TASK PROMPT: Will you quote all of the entries, word for word?

____ RECORDS FOR THIS EXERCISE

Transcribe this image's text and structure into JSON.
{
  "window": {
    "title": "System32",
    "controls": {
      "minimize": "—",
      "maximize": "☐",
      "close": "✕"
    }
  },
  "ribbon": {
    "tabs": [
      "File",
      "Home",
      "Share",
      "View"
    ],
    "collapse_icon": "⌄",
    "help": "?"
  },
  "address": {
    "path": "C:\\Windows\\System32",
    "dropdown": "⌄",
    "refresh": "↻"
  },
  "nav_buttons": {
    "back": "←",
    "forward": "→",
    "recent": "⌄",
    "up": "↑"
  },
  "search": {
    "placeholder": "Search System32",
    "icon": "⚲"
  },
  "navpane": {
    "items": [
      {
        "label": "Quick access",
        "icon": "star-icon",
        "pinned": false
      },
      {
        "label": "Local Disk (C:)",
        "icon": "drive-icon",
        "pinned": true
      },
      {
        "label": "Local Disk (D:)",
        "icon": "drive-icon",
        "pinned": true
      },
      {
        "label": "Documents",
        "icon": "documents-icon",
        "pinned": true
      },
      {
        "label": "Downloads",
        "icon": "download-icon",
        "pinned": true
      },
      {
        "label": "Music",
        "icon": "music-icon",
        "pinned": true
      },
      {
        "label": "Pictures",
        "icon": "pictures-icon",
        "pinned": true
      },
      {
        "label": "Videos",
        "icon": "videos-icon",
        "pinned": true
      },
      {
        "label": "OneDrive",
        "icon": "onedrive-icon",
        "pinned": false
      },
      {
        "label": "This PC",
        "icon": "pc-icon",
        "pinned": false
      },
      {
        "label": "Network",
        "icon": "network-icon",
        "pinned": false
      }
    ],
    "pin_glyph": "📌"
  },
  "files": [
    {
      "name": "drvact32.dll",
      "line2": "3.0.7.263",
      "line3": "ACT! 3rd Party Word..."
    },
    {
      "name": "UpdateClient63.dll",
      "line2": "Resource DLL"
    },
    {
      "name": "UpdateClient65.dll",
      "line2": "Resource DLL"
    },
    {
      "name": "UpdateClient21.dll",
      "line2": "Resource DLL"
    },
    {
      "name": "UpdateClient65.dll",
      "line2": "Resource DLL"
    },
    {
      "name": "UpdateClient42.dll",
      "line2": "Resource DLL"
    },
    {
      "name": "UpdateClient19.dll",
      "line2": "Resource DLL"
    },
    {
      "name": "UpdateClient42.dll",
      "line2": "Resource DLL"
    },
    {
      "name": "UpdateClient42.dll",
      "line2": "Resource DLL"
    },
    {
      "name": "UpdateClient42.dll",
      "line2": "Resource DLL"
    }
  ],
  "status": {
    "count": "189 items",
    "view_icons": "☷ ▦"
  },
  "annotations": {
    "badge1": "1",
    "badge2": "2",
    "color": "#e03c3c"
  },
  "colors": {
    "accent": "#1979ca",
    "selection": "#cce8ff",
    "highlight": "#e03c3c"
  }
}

________

FULL RESPONSE:
Transcribe this image's text and structure into JSON.
{
  "window": {
    "title": "System32",
    "controls": {
      "minimize": "—",
      "maximize": "☐",
      "close": "✕"
    }
  },
  "ribbon": {
    "tabs": [
      "File",
      "Home",
      "Share",
      "View"
    ],
    "collapse_icon": "⌄",
    "help": "?"
  },
  "address": {
    "path": "C:\\Windows\\System32",
    "dropdown": "⌄",
    "refresh": "↻"
  },
  "nav_buttons": {
    "back": "←",
    "forward": "→",
    "recent": "⌄",
    "up": "↑"
  },
  "search": {
    "placeholder": "Search System32",
    "icon": "⚲"
  },
  "navpane": {
    "items": [
      {
        "label": "Quick access",
        "icon": "star-icon",
        "pinned": false
      },
      {
        "label": "Local Disk (C:)",
        "icon": "drive-icon",
        "pinned": true
      },
      {
        "label": "Local Disk (D:)",
        "icon": "drive-icon",
        "pinned": true
      },
      {
        "label": "Documents",
        "icon": "documents-icon",
        "pinned": true
      },
      {
        "label": "Downloads",
        "icon": "download-icon",
        "pinned": true
      },
      {
        "label": "Music",
        "icon": "music-icon",
        "pinned": true
      },
      {
        "label": "Pictures",
        "icon": "pictures-icon",
        "pinned": true
      },
      {
        "label": "Videos",
        "icon": "videos-icon",
        "pinned": true
      },
      {
        "label": "OneDrive",
        "icon": "onedrive-icon",
        "pinned": false
      },
      {
        "label": "This PC",
        "icon": "pc-icon",
        "pinned": false
      },
      {
        "label": "Network",
        "icon": "network-icon",
        "pinned": false
      }
    ],
    "pin_glyph": "📌"
  },
  "files": [
    {
      "name": "drvact32.dll",
      "line2": "3.0.7.263",
      "line3": "ACT! 3rd Party Word..."
    },
    {
      "name": "UpdateClient63.dll",
      "line2": "Resource DLL"
    },
    {
      "name": "UpdateClient65.dll",
      "line2": "Resource DLL"
    },
    {
      "name": "UpdateClient21.dll",
      "line2": "Resource DLL"
    },
    {
      "name": "UpdateClient65.dll",
      "line2": "Resource DLL"
    },
    {
      "name": "UpdateClient42.dll",
      "line2": "Resource DLL"
    },
    {
      "name": "UpdateClient19.dll",
      "line2": "Resource DLL"
    },
    {
      "name": "UpdateClient42.dll",
      "line2": "Resource DLL"
    },
    {
      "name": "UpdateClient42.dll",
      "line2": "Resource DLL"
    },
    {
      "name": "UpdateClient42.dll",
      "line2": "Resource DLL"
    }
  ],
  "status": {
    "count": "189 items",
    "view_icons": "☷ ▦"
  },
  "annotations": {
    "badge1": "1",
    "badge2": "2",
    "color": "#e03c3c"
  },
  "colors": {
    "accent": "#1979ca",
    "selection": "#cce8ff",
    "highlight": "#e03c3c"
  }
}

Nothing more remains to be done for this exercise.